Convert every line of the items below into a JSON list of strings, one string per line, skipping blank lines and leaving out the pictures.
[START]
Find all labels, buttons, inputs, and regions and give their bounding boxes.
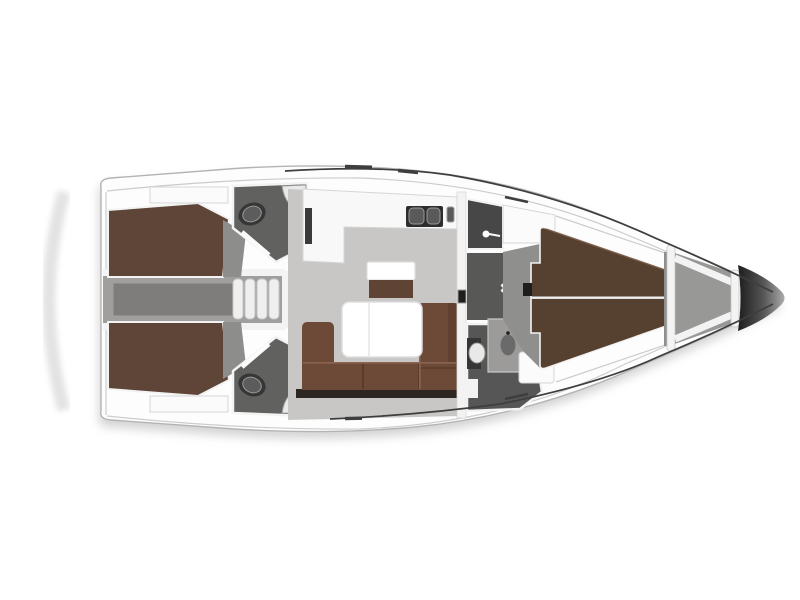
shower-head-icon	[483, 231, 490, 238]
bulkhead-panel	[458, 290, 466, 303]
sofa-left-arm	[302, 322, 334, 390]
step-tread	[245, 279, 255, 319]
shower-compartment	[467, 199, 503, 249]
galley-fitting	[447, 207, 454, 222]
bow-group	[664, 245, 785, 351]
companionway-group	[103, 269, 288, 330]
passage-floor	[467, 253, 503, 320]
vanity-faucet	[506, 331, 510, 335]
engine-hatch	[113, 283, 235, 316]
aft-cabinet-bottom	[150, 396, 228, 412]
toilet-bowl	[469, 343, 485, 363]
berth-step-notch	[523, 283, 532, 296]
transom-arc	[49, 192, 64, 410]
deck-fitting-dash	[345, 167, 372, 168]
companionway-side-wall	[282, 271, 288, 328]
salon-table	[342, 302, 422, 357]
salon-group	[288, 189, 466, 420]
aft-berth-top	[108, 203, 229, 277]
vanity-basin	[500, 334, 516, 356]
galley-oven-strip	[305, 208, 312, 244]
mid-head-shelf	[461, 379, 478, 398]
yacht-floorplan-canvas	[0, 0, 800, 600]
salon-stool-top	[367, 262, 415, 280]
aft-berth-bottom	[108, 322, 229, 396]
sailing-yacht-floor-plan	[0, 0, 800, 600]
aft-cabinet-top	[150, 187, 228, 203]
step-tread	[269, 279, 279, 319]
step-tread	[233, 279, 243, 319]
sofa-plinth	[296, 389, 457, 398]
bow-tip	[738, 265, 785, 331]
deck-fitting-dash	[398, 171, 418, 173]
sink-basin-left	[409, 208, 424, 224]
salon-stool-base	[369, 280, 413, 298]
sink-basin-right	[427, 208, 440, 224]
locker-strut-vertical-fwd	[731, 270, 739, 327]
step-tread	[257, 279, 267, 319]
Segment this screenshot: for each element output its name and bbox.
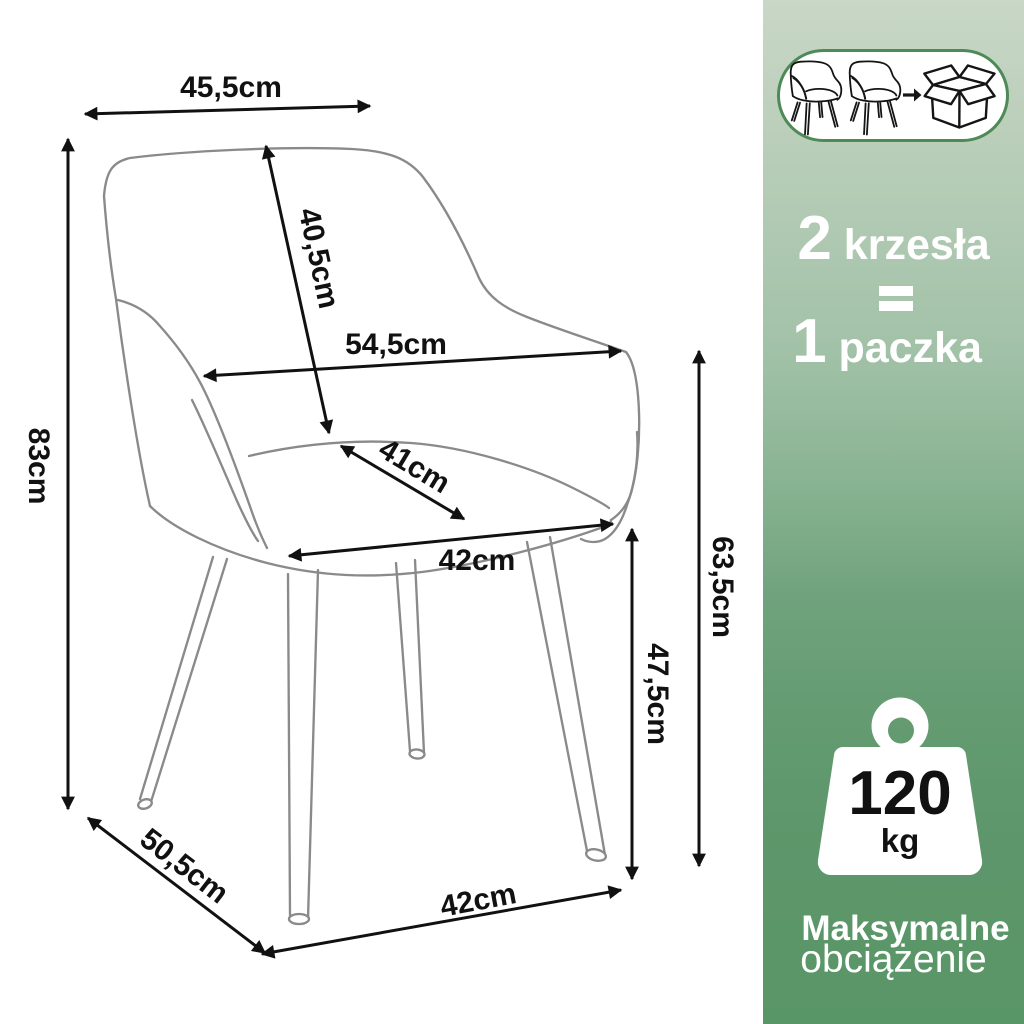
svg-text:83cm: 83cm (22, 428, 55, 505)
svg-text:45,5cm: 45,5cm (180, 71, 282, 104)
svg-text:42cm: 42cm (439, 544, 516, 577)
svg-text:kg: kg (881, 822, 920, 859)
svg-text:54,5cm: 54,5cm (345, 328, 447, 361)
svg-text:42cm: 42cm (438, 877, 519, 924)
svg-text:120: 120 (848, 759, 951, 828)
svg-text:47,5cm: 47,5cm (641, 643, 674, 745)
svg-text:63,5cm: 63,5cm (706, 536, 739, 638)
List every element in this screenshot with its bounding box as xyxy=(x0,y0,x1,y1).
[END]
Expected answer:
[
  "Find all labels, buttons, inputs, and regions and give their bounding boxes.",
  "shower-head-icon\t[483, 231, 490, 238]",
  "bulkhead-panel\t[458, 290, 466, 303]",
  "sofa-left-arm\t[302, 322, 334, 390]",
  "step-tread\t[245, 279, 255, 319]",
  "shower-compartment\t[467, 199, 503, 249]",
  "galley-fitting\t[447, 207, 454, 222]",
  "bow-group\t[664, 245, 785, 351]",
  "companionway-group\t[103, 269, 288, 330]",
  "passage-floor\t[467, 253, 503, 320]",
  "vanity-faucet\t[506, 331, 510, 335]",
  "engine-hatch\t[113, 283, 235, 316]",
  "aft-cabinet-bottom\t[150, 396, 228, 412]",
  "toilet-bowl\t[469, 343, 485, 363]",
  "berth-step-notch\t[523, 283, 532, 296]",
  "transom-arc\t[49, 192, 64, 410]",
  "deck-fitting-dash\t[345, 167, 372, 168]",
  "companionway-side-wall\t[282, 271, 288, 328]",
  "salon-table\t[342, 302, 422, 357]",
  "salon-group\t[288, 189, 466, 420]",
  "aft-berth-top\t[108, 203, 229, 277]",
  "vanity-basin\t[500, 334, 516, 356]",
  "galley-oven-strip\t[305, 208, 312, 244]",
  "mid-head-shelf\t[461, 379, 478, 398]",
  "yacht-floorplan-canvas\t[0, 0, 800, 600]",
  "salon-stool-top\t[367, 262, 415, 280]",
  "aft-berth-bottom\t[108, 322, 229, 396]",
  "sailing-yacht-floor-plan\t[0, 0, 800, 600]",
  "aft-cabinet-top\t[150, 187, 228, 203]",
  "step-tread\t[269, 279, 279, 319]",
  "step-tread\t[233, 279, 243, 319]",
  "sofa-plinth\t[296, 389, 457, 398]",
  "bow-tip\t[738, 265, 785, 331]",
  "deck-fitting-dash\t[398, 171, 418, 173]",
  "sink-basin-left\t[409, 208, 424, 224]",
  "salon-stool-base\t[369, 280, 413, 298]",
  "sink-basin-right\t[427, 208, 440, 224]",
  "locker-strut-vertical-fwd\t[731, 270, 739, 327]",
  "step-tread\t[257, 279, 267, 319]",
  "Segment this screenshot: for each element output its name and bbox.",
  "svg-text:83cm: 83cm (22, 428, 55, 505)",
  "svg-text:45,5cm: 45,5cm (180, 71, 282, 104)",
  "svg-text:42cm: 42cm (439, 544, 516, 577)",
  "svg-text:kg: kg (881, 822, 920, 859)",
  "svg-text:54,5cm: 54,5cm (345, 328, 447, 361)",
  "svg-text:42cm: 42cm (438, 877, 519, 924)",
  "svg-text:120: 120 (848, 759, 951, 828)",
  "svg-text:47,5cm: 47,5cm (641, 643, 674, 745)",
  "svg-text:63,5cm: 63,5cm (706, 536, 739, 638)",
  "List every element in this screenshot with its bounding box as xyxy=(x0,y0,x1,y1)."
]